**PROVIDED INFORMATION**
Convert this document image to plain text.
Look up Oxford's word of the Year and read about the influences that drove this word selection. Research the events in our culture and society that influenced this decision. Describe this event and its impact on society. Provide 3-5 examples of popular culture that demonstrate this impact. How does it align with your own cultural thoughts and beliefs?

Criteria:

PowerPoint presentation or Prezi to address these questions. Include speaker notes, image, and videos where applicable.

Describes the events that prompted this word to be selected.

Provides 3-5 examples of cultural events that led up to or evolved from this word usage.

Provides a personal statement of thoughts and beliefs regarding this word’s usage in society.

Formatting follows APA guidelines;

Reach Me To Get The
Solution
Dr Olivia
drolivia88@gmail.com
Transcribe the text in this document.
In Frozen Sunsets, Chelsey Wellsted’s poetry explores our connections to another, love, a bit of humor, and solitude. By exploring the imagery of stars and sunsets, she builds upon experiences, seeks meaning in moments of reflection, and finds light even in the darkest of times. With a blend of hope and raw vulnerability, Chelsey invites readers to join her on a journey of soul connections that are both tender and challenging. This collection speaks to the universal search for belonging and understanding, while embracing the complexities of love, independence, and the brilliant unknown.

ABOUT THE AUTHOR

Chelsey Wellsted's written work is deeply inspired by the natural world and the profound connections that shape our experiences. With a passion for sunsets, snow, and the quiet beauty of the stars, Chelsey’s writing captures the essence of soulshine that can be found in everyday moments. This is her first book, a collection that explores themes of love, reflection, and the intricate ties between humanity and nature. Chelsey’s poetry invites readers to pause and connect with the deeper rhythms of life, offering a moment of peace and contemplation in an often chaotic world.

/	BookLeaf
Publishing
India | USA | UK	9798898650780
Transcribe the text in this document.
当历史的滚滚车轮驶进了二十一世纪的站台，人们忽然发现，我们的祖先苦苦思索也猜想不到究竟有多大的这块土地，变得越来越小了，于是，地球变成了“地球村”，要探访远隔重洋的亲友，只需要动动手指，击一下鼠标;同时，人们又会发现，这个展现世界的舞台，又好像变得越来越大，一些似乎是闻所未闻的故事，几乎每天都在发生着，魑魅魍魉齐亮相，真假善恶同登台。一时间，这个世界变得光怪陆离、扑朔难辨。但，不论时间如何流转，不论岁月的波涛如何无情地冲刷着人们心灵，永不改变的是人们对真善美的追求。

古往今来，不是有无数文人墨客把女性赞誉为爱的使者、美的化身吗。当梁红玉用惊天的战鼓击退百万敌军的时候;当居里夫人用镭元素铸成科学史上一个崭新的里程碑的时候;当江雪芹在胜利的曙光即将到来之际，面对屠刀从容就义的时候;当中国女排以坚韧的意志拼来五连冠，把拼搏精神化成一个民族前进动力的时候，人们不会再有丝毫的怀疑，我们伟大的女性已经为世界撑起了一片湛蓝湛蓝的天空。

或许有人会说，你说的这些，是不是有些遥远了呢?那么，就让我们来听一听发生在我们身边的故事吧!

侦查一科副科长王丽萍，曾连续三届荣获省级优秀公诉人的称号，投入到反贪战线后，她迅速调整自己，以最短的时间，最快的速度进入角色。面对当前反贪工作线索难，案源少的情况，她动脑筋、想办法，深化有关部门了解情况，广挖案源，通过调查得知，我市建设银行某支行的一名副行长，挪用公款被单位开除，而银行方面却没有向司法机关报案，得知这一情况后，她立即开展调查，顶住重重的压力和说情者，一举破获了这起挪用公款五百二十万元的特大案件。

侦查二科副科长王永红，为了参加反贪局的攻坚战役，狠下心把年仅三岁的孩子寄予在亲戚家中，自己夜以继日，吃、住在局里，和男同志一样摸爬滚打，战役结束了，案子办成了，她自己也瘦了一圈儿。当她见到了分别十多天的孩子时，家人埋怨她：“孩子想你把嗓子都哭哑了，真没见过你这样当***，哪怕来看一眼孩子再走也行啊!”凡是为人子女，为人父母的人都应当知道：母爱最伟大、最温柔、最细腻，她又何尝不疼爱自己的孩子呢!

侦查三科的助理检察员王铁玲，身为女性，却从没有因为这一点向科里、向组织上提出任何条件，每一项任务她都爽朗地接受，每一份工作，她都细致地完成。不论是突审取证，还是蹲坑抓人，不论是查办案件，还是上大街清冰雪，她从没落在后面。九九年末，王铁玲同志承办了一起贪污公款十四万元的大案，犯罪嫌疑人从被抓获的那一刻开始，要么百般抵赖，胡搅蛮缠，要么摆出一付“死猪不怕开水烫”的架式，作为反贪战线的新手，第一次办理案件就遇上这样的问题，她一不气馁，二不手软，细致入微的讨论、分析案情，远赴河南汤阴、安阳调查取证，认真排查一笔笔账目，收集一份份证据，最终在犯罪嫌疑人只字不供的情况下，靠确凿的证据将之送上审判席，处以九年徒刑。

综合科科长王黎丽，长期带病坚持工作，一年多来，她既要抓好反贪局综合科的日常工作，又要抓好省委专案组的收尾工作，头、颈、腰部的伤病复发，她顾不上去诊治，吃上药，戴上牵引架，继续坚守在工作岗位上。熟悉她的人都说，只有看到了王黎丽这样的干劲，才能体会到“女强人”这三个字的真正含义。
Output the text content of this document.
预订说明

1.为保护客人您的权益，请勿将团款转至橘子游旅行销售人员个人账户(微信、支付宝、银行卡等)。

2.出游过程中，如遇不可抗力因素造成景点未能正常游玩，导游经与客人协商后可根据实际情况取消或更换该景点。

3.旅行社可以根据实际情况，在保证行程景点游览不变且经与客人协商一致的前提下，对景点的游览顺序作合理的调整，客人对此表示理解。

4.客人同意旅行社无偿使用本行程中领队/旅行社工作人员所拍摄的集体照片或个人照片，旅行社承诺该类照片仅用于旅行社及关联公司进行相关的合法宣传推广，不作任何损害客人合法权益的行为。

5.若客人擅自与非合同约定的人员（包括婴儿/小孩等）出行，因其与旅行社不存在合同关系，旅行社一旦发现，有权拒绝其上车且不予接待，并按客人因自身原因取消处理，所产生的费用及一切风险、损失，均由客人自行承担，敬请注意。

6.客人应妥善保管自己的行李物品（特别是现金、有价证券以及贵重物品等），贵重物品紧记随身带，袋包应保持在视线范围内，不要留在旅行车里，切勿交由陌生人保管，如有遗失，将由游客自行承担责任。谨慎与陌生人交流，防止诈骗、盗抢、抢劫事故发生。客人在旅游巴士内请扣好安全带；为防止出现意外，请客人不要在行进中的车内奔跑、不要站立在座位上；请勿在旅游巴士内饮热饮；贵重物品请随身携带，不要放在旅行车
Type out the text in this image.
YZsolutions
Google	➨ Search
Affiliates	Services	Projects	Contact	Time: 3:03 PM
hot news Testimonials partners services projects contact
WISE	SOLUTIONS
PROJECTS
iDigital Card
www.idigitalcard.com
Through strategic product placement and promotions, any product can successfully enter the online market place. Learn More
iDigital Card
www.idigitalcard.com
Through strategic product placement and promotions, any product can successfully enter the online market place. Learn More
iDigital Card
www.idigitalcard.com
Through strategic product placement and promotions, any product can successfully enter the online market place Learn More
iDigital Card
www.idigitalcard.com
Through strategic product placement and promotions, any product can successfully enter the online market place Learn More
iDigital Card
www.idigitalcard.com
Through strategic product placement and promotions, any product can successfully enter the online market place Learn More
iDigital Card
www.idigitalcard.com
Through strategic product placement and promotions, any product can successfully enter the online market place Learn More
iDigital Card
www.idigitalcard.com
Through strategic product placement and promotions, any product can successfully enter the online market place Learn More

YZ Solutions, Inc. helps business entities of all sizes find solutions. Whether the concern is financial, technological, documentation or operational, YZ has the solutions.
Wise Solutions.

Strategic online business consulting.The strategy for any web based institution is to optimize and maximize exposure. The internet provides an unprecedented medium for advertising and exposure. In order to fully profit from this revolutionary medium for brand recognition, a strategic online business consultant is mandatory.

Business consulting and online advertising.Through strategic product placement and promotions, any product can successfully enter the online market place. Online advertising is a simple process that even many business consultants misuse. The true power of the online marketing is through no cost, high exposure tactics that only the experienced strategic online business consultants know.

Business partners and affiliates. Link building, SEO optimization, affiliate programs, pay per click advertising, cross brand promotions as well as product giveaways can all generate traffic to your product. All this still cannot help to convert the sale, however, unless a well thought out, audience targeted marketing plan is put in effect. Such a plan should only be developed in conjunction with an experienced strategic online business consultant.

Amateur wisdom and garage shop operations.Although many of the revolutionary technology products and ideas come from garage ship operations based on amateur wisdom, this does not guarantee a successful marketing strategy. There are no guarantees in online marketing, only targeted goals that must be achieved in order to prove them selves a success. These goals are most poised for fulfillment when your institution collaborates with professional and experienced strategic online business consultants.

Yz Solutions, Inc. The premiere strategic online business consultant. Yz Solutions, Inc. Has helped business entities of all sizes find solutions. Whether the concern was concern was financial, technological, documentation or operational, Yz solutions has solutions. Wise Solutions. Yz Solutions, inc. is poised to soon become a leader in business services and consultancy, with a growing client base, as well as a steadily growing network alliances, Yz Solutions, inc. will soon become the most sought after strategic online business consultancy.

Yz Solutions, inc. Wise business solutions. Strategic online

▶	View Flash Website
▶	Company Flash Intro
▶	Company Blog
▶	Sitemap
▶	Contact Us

**WHAT NEEDS TO BE DONE**
Copy each line of the listing that holds the word "brand".

**THE COMPLETED TASK**
Strategic online business consulting.The strategy for any web based institution is to optimize and maximize exposure. The internet provides an unprecedented medium for advertising and exposure. In order to fully profit from this revolutionary medium for brand recognition, a strategic online business consultant is mandatory.
Business partners and affiliates. Link building, SEO optimization, affiliate programs, pay per click advertising, cross brand promotions as well as product giveaways can all generate traffic to your product. All this still cannot help to convert the sale, however, unless a well thought out, audience targeted marketing plan is put in effect. Such a plan should only be developed in conjunction with an experienced strategic online business consultant.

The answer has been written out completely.